Consigne =>
Reproduisez mot pour mot le passage du texte sur l'éclairage au travail, de « Le travail mis » à « travail de nuit. ».

Le travail mis en lumière.

L’homme, comme beaucoup d’organismes vivants, a besoin de lumière pour fonctionner, pour mener à bien ses activités. Certes nous ne faisons pas de photosynthèse, mais la lumière a une réelle influence sur notre rythme de vie et nos comportements. L’homme est en fait « programmé », selon les périodes de la journée et leur luminosité, et ce, depuis sa naissance.

« Je fais là un métier terrible. C’était raisonnable autrefois. J’éteignais le matin et j’allumais le soir. J’avais le reste du jour pour me reposer, et le reste de la nuit pour dormir… » Une citation du « Petit Prince » qui pourrait symboliser les difficultés qu’impose le travail de nuit.

L’employé au cœur de l’équation.
Le travail de nuit (ou dans un endroit peu éclairé) devra être compensé par un éclairage artificiel. Pour ce faire, l’employeur devra installer des lumières adaptées, pour ainsi prétendre répondre aux normes. Car oui les conditions de travail ne sont pas un mythe, il convient de les respecter. Ainsi tous travailleurs (qu’il soit stagiaire ou sous Contrat à durée indéterminée) a le droit d’évoluer dans de bonnes conditions et celles-ci, lorsqu’elles sont optimisées, ont un impact positif sur le rendement.

« (Les entreprises) ont l’obligation de procurer à leurs employés des conditions de travail décentes et propices à un bien-être physique et mental, ainsi qu’à une meilleure productivité qui bénéficiera au final à l’entreprise. »

Sans l’ombre d’un doute.

Enregistrements présentés =>

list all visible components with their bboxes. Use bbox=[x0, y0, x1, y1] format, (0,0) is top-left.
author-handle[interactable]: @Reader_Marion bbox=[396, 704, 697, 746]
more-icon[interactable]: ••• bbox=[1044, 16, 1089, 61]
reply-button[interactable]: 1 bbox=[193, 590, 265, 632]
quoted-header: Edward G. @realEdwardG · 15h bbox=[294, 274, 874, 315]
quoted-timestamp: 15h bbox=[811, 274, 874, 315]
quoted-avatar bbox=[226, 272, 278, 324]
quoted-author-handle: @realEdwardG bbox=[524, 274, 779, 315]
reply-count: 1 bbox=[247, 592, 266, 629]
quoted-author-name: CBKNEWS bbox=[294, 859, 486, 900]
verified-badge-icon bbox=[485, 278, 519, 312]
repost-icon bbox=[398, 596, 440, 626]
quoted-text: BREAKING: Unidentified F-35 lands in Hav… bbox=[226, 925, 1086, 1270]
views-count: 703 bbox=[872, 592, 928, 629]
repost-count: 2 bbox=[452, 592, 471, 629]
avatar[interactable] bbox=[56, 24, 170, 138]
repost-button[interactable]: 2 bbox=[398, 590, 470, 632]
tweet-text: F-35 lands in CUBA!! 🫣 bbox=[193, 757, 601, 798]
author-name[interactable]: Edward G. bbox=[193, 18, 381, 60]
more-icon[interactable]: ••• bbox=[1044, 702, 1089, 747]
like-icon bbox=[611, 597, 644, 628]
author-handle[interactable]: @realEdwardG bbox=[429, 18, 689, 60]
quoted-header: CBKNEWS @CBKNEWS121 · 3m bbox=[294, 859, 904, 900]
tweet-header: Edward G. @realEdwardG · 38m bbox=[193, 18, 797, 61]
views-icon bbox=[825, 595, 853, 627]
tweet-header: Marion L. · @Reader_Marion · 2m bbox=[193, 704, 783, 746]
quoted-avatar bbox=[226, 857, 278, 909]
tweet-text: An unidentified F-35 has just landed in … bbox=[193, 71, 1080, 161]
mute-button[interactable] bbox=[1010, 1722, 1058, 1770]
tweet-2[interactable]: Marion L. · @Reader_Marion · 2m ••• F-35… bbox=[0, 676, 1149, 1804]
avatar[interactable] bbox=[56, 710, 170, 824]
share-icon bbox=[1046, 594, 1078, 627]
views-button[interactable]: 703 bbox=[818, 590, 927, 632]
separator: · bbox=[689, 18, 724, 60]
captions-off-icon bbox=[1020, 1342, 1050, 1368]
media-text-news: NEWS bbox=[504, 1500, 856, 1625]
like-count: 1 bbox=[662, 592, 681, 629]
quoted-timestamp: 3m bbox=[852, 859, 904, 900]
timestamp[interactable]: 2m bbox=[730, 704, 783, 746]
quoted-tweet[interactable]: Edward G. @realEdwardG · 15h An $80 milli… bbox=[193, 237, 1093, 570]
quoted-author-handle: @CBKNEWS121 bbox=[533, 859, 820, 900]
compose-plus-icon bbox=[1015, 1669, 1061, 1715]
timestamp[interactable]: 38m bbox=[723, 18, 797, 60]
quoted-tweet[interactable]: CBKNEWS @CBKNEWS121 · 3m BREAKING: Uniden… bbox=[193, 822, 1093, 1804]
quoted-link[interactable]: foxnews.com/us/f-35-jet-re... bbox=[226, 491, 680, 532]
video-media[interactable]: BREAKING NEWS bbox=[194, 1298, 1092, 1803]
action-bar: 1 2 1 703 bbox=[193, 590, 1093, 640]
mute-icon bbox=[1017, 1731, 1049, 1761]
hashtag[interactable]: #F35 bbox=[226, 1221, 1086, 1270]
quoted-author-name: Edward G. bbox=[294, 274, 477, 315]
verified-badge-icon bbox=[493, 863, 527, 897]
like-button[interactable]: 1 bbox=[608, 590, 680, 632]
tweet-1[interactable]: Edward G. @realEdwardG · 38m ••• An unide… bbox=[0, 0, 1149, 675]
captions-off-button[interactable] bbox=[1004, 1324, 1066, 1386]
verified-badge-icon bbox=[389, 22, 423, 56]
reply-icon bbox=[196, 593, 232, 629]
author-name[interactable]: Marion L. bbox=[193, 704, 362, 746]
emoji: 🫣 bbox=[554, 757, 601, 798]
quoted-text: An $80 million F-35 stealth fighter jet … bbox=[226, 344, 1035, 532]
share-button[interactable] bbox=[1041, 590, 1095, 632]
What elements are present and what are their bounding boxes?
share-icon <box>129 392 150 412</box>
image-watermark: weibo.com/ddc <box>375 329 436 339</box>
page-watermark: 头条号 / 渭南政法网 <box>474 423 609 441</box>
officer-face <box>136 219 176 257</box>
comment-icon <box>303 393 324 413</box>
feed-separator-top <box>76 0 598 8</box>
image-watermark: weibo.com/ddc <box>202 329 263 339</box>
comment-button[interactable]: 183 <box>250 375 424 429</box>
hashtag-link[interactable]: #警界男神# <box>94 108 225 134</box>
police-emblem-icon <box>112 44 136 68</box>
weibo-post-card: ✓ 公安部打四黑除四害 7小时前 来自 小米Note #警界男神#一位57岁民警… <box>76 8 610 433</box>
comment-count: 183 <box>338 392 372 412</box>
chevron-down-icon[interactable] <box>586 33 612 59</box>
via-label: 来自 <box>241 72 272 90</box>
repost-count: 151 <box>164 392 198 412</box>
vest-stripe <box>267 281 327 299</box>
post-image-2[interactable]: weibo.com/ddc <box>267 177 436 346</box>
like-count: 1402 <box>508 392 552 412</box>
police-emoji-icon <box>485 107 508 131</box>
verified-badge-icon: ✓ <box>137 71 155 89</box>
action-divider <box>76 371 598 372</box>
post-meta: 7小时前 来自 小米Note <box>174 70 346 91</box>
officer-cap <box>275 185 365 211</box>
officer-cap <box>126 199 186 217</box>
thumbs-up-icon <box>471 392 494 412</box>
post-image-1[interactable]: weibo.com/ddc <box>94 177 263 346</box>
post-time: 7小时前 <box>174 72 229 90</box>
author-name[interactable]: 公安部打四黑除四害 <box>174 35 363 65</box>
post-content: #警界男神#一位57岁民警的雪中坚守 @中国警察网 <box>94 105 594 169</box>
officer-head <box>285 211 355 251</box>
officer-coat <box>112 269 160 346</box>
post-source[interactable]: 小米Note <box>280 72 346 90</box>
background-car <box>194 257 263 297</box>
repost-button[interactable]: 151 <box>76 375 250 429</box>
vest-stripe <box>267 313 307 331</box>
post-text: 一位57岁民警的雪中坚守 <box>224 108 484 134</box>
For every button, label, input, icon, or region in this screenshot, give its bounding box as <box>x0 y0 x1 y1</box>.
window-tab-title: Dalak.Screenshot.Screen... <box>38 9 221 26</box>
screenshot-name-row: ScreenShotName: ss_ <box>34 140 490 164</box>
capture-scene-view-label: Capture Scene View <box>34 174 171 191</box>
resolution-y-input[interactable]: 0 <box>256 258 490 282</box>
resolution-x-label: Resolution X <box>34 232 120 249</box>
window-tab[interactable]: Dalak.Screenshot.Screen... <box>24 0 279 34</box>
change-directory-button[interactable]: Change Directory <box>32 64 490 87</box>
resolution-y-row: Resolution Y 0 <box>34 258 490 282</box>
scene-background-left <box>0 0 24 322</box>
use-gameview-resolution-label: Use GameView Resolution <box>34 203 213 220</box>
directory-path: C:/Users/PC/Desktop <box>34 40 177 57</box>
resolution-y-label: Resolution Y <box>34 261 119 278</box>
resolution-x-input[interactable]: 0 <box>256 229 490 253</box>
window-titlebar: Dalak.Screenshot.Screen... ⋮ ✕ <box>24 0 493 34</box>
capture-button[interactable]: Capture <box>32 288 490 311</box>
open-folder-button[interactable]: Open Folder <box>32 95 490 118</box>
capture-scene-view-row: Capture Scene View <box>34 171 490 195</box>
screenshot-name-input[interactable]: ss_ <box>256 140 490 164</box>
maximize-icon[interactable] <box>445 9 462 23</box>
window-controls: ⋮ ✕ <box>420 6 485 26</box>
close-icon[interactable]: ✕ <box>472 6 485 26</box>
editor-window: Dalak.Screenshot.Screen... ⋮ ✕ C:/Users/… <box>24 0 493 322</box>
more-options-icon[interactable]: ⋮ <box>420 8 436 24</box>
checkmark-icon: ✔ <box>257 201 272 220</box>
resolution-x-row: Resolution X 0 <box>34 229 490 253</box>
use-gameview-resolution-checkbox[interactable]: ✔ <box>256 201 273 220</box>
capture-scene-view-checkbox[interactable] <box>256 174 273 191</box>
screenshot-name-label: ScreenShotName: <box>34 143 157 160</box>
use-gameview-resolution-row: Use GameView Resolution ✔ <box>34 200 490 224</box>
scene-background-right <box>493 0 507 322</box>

Corrigé =>
Le travail mis en lumière.

L’homme, comme beaucoup d’organismes vivants, a besoin de lumière pour fonctionner, pour mener à bien ses activités. Certes nous ne faisons pas de photosynthèse, mais la lumière a une réelle influence sur notre rythme de vie et nos comportements. L’homme est en fait « programmé », selon les périodes de la journée et leur luminosité, et ce, depuis sa naissance.

« Je fais là un métier terrible. C’était raisonnable autrefois. J’éteignais le matin et j’allumais le soir. J’avais le reste du jour pour me reposer, et le reste de la nuit pour dormir… » Une citation du « Petit Prince » qui pourrait symboliser les difficultés qu’impose le travail de nuit.